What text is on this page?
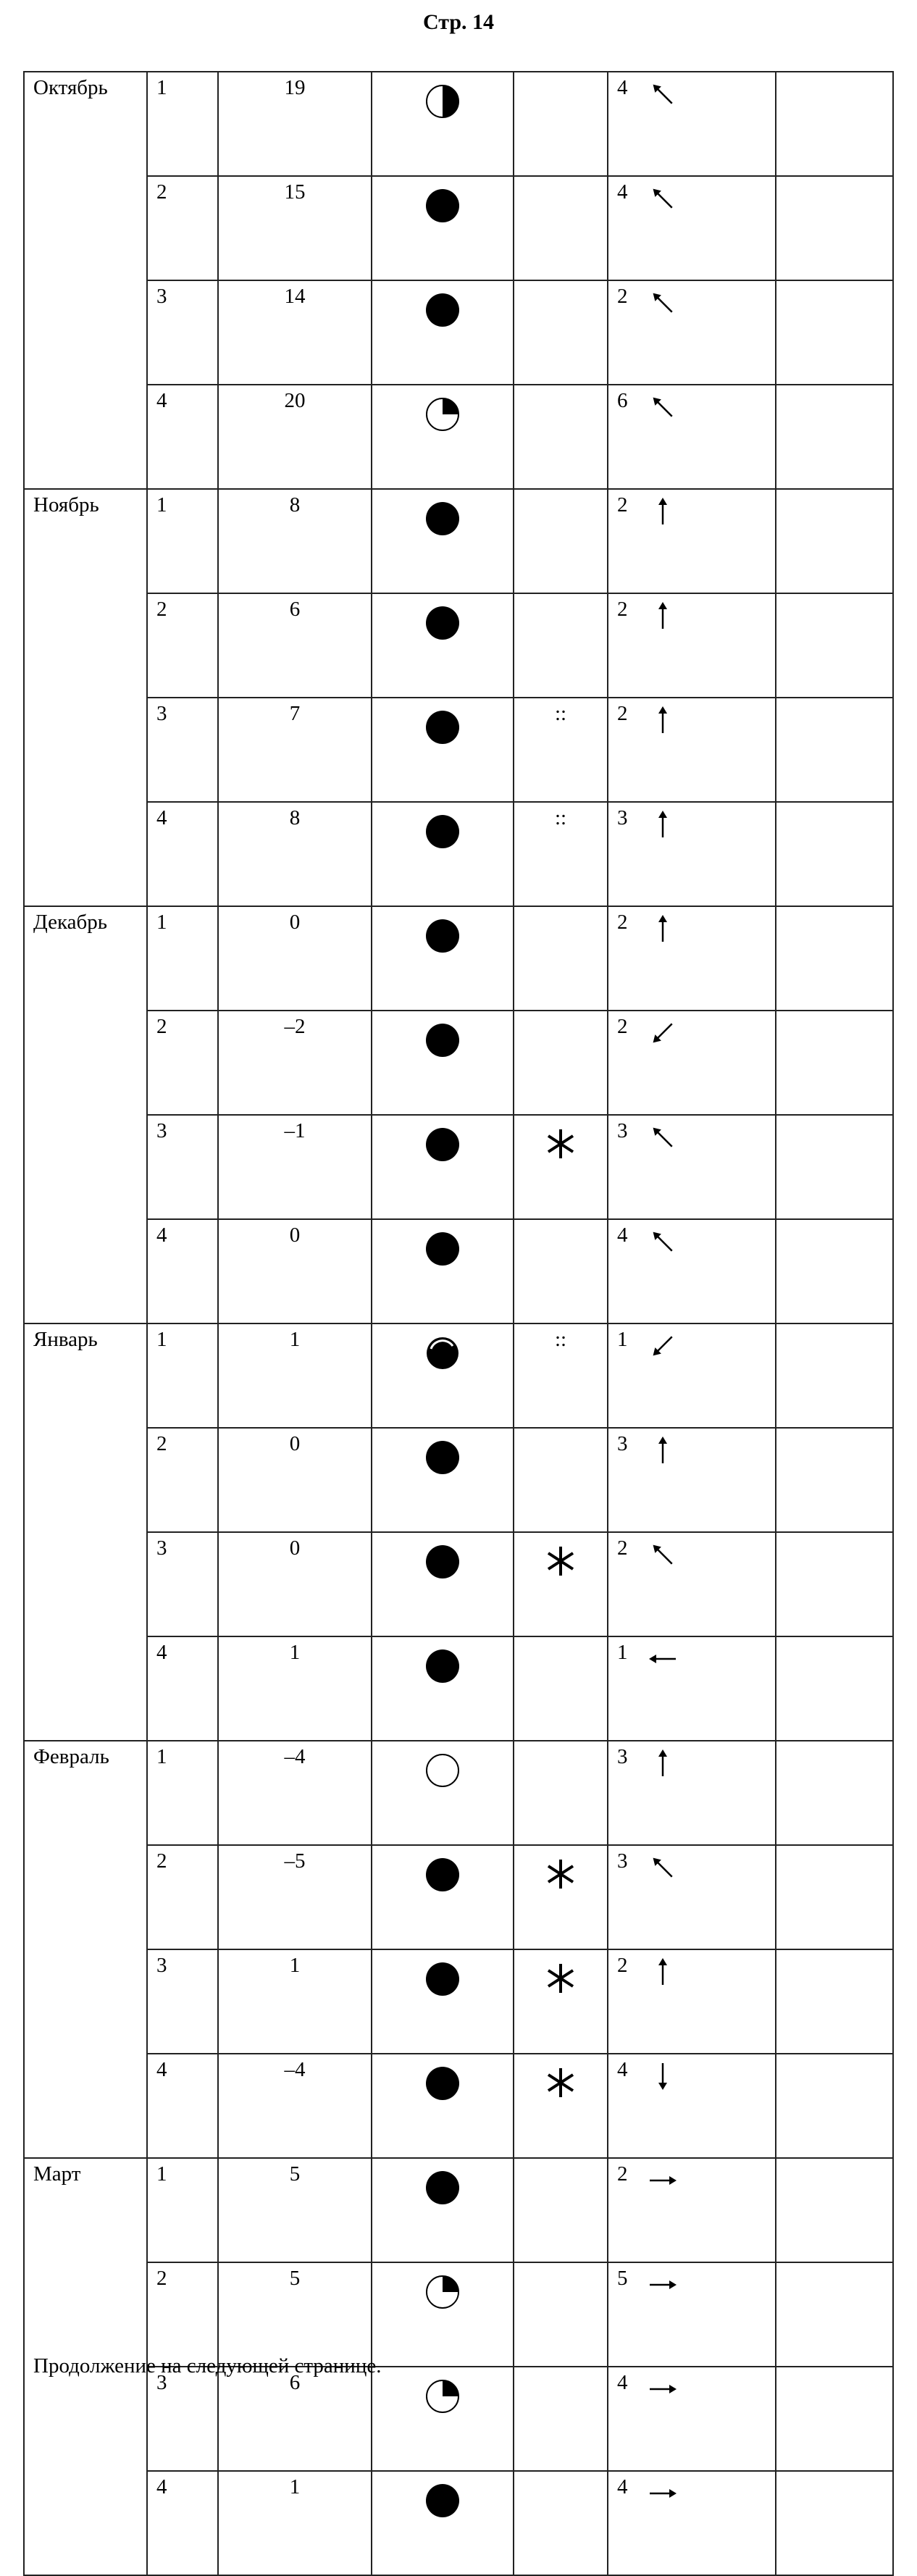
Стр. 14
Октябрь	1	19			4	
	2	15			4	
	3	14			2	
	4	20			6	
Ноябрь	1	8			2	
	2	6			2	
	3	7		::	2	
	4	8		::	3	
Декабрь	1	0			2	
	2	–2			2	
	3	–1			3	
	4	0			4	
Январь	1	1		::	1	
	2	0			3	
	3	0			2	
	4	1			1	
Февраль	1	–4			3	
	2	–5			3	
	3	1			2	
	4	–4			4	
Март	1	5			2	
	2	5			5	
	3	6			4	
	4	1			4	
Продолжение на следующей странице.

§ **Exercise aim**: Write the material out again exactly as it appears, dropping the pictures.

§ **Result of the task**:
What text is on this page?
Стр. 14
Октябрь	1	19			4	
	2	15			4	
	3	14			2	
	4	20			6	
Ноябрь	1	8			2	
	2	6			2	
	3	7		::	2	
	4	8		::	3	
Декабрь	1	0			2	
	2	–2			2	
	3	–1			3	
	4	0			4	
Январь	1	1		::	1	
	2	0			3	
	3	0			2	
	4	1			1	
Февраль	1	–4			3	
	2	–5			3	
	3	1			2	
	4	–4			4	
Март	1	5			2	
	2	5			5	
	3	6			4	
	4	1			4	
Продолжение на следующей странице.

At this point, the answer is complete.